- Work to do -
Find the lines that hold "change". Report only how many there are.

BEGIN Supplied data

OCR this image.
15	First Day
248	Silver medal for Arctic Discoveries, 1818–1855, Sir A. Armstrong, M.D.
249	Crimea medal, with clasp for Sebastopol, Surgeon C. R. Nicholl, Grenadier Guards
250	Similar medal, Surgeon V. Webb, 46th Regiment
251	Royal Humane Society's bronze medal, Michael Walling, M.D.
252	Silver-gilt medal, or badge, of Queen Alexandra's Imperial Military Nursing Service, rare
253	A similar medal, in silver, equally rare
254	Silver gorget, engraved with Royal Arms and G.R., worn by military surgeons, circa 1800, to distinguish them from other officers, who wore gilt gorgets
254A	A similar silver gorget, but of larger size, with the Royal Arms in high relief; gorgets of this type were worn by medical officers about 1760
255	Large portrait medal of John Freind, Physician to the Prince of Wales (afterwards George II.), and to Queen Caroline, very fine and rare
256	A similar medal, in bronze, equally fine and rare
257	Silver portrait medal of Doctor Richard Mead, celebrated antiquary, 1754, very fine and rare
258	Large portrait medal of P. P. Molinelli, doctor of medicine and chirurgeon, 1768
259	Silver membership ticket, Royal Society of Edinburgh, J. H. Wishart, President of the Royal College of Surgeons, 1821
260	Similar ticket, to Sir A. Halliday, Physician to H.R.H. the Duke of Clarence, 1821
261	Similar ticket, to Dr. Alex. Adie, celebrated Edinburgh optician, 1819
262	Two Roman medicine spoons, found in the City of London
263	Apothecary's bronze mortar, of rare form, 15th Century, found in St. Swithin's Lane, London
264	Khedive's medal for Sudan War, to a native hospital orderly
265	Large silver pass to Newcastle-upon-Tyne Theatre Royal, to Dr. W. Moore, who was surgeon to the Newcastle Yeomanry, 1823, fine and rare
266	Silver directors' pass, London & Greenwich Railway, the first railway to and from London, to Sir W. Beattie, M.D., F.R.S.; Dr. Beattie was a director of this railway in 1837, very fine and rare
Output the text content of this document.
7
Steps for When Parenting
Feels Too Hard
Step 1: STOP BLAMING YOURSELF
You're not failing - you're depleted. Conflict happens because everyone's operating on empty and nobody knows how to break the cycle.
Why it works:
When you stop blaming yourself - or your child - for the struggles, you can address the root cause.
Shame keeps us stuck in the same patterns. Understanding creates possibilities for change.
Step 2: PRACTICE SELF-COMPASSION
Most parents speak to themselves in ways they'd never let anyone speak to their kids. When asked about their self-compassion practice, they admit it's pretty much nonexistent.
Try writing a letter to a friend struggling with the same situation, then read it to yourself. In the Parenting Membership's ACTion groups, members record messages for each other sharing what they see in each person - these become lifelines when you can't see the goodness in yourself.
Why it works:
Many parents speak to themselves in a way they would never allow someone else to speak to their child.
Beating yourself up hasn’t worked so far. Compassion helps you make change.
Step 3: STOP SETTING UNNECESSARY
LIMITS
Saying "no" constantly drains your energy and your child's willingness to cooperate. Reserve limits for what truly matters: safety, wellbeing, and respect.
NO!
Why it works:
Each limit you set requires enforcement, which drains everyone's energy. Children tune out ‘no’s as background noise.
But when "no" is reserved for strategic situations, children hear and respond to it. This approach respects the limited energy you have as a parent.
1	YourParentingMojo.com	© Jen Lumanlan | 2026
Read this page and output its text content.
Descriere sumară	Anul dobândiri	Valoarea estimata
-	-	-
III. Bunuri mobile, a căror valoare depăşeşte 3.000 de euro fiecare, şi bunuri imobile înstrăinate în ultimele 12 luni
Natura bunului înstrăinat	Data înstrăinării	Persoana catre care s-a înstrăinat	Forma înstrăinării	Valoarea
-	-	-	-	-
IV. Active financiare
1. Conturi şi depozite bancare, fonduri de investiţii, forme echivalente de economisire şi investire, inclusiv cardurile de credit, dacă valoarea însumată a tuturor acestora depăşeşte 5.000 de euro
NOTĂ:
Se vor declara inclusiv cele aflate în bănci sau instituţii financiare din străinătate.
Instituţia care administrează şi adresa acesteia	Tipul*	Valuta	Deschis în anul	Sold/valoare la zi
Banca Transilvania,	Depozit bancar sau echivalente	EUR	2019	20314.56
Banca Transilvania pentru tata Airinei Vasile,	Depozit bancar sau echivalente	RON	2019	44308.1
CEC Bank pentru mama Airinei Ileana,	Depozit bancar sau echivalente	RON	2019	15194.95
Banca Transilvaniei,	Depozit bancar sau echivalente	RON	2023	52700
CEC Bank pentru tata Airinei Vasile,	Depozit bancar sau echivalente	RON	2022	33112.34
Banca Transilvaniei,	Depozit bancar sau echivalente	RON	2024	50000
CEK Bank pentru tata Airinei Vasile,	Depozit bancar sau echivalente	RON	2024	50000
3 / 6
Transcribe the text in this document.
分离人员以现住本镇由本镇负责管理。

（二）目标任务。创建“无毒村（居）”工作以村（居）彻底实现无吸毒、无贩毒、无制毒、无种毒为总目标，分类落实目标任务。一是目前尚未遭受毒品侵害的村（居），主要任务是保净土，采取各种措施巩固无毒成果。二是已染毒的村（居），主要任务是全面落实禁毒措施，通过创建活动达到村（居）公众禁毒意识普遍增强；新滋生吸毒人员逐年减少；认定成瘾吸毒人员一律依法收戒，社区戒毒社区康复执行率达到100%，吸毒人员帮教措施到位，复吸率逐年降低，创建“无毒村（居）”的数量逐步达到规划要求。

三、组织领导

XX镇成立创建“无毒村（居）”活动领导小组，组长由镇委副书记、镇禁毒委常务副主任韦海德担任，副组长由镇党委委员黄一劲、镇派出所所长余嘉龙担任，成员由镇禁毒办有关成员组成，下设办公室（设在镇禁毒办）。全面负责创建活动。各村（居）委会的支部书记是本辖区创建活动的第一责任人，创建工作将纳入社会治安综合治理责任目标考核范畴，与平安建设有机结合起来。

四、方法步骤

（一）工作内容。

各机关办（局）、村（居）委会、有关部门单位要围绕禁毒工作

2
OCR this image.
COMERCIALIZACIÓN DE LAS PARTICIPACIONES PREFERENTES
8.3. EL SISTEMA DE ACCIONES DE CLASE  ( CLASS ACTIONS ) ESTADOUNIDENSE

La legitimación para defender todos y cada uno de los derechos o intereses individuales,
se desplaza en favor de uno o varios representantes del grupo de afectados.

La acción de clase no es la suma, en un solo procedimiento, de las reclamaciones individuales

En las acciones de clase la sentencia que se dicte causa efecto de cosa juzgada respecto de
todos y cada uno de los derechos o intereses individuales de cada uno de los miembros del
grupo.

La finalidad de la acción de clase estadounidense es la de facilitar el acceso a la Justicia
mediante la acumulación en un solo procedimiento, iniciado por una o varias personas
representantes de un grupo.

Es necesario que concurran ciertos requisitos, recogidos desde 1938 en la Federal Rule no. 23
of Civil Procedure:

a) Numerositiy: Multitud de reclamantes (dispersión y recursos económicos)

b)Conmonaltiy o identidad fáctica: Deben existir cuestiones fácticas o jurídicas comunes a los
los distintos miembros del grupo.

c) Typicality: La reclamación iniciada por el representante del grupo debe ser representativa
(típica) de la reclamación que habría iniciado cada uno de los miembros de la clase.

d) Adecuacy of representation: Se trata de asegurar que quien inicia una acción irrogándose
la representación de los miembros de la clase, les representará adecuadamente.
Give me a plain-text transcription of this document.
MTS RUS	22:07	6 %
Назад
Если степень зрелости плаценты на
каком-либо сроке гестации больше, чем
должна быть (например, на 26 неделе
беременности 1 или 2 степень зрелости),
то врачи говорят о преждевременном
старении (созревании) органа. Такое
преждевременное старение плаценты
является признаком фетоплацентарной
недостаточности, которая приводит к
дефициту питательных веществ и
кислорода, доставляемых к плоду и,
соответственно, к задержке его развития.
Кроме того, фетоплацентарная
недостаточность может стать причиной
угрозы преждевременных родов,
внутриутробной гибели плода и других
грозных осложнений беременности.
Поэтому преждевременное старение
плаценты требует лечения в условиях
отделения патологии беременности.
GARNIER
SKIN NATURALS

END Supplied data

- Result of this task -
2